# START OF Records to use
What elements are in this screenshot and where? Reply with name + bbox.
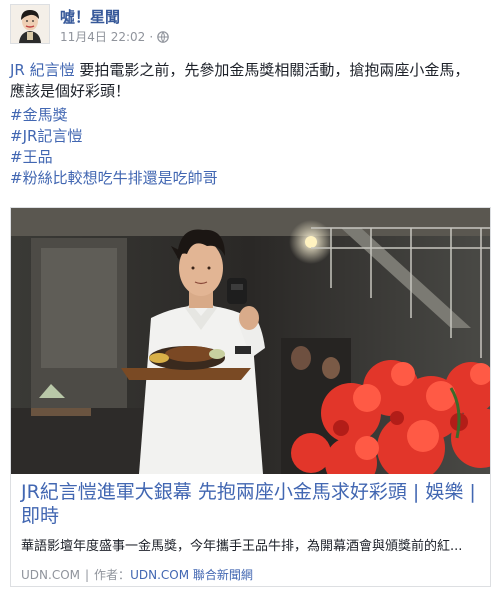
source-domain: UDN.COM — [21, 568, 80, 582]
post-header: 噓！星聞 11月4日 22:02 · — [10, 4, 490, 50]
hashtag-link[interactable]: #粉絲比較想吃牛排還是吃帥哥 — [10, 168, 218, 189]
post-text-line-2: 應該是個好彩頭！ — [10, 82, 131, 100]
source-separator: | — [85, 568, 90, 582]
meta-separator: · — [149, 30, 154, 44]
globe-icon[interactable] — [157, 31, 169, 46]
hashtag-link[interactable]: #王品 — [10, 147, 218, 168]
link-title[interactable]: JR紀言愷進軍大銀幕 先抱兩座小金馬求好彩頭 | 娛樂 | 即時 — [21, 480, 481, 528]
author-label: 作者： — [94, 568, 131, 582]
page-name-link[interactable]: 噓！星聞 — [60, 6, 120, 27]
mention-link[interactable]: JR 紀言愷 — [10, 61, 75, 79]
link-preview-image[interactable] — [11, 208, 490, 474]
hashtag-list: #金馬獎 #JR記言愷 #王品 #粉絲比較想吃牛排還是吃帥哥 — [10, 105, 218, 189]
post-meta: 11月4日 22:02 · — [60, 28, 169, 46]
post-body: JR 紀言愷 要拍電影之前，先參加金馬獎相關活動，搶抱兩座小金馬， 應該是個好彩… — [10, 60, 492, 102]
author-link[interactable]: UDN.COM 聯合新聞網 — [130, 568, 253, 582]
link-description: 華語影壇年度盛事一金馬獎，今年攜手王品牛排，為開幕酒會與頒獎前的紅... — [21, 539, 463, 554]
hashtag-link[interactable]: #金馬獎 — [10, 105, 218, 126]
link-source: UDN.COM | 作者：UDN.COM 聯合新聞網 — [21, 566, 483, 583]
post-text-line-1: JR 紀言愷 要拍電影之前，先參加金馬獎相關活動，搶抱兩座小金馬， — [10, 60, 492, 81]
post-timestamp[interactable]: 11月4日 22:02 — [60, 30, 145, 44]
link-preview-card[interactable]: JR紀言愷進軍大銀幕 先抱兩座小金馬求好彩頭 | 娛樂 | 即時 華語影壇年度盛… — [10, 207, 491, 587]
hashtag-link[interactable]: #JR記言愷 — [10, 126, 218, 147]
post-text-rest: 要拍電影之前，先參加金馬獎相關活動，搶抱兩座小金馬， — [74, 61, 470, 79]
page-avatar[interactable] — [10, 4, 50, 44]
# END OF Records to use
# START OF Records to use
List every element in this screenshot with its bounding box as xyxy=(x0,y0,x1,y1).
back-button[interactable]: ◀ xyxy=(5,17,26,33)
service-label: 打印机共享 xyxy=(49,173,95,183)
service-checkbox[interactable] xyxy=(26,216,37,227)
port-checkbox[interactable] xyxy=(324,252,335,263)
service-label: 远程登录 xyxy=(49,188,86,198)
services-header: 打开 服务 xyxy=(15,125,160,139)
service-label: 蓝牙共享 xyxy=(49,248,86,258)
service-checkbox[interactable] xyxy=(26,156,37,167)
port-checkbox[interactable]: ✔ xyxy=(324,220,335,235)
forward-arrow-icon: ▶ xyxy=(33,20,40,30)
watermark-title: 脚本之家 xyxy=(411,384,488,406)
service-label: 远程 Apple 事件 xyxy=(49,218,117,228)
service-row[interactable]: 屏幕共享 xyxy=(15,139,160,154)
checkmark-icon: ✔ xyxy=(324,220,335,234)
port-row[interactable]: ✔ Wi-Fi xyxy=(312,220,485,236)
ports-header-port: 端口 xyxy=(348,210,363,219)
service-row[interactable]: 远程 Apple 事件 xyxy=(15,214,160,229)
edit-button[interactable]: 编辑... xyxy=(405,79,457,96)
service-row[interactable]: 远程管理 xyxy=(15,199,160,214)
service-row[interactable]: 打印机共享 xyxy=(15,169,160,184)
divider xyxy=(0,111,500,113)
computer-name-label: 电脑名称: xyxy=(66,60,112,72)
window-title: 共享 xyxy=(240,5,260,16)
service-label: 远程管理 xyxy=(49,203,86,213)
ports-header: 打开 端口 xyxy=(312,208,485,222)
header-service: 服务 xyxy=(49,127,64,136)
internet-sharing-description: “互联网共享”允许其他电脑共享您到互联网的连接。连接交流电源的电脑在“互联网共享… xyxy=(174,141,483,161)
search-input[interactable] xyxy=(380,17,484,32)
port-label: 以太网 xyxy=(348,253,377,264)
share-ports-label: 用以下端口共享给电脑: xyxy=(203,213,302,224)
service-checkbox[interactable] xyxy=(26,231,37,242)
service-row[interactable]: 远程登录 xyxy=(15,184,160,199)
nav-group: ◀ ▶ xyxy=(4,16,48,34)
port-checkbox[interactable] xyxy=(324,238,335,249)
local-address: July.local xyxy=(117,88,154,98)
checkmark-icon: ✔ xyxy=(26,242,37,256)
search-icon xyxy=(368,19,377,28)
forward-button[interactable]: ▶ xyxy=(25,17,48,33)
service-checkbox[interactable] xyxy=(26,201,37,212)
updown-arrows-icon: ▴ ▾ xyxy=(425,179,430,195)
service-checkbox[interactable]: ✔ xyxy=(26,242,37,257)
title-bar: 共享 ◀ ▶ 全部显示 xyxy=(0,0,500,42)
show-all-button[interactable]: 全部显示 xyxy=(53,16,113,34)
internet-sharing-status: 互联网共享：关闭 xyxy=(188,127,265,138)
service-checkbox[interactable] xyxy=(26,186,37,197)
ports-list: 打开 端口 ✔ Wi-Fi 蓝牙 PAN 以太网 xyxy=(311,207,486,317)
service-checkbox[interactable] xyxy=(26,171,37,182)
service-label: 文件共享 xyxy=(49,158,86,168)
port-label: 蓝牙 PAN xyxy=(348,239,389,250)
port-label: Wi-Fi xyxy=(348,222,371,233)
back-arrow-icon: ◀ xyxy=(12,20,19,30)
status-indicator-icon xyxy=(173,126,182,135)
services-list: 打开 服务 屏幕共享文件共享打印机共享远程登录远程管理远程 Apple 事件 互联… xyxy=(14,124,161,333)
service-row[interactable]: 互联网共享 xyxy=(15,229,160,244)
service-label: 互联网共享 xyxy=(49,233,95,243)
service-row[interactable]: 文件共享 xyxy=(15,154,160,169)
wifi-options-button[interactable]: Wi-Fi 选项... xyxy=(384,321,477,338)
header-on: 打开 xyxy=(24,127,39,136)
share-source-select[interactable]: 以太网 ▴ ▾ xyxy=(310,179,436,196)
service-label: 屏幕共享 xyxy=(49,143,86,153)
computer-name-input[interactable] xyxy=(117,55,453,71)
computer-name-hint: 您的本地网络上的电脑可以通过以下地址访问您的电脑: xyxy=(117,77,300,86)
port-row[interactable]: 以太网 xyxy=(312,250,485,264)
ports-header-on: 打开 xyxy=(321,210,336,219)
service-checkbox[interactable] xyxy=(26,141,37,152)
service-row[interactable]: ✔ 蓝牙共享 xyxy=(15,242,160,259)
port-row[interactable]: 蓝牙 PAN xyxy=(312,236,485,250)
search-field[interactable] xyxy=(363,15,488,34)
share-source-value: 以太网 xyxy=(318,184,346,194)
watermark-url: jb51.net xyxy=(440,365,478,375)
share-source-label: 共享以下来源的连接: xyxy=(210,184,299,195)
# END OF Records to use
:: Set task ::
Please retype the rows starting with the line that contains "source-domain: UDN.COM — [21, 568, 80, 582]" and going on through the line that contains "meta-separator: · — [149, 30, 154, 44]", including both of those lines.

:: Result for this exercise ::
source-domain: UDN.COM — [21, 568, 80, 582]
post-header: 噓！星聞 11月4日 22:02 · — [10, 4, 490, 50]
hashtag-link[interactable]: #粉絲比較想吃牛排還是吃帥哥 — [10, 168, 218, 189]
post-text-line-2: 應該是個好彩頭！ — [10, 82, 131, 100]
source-separator: | — [85, 568, 90, 582]
meta-separator: · — [149, 30, 154, 44]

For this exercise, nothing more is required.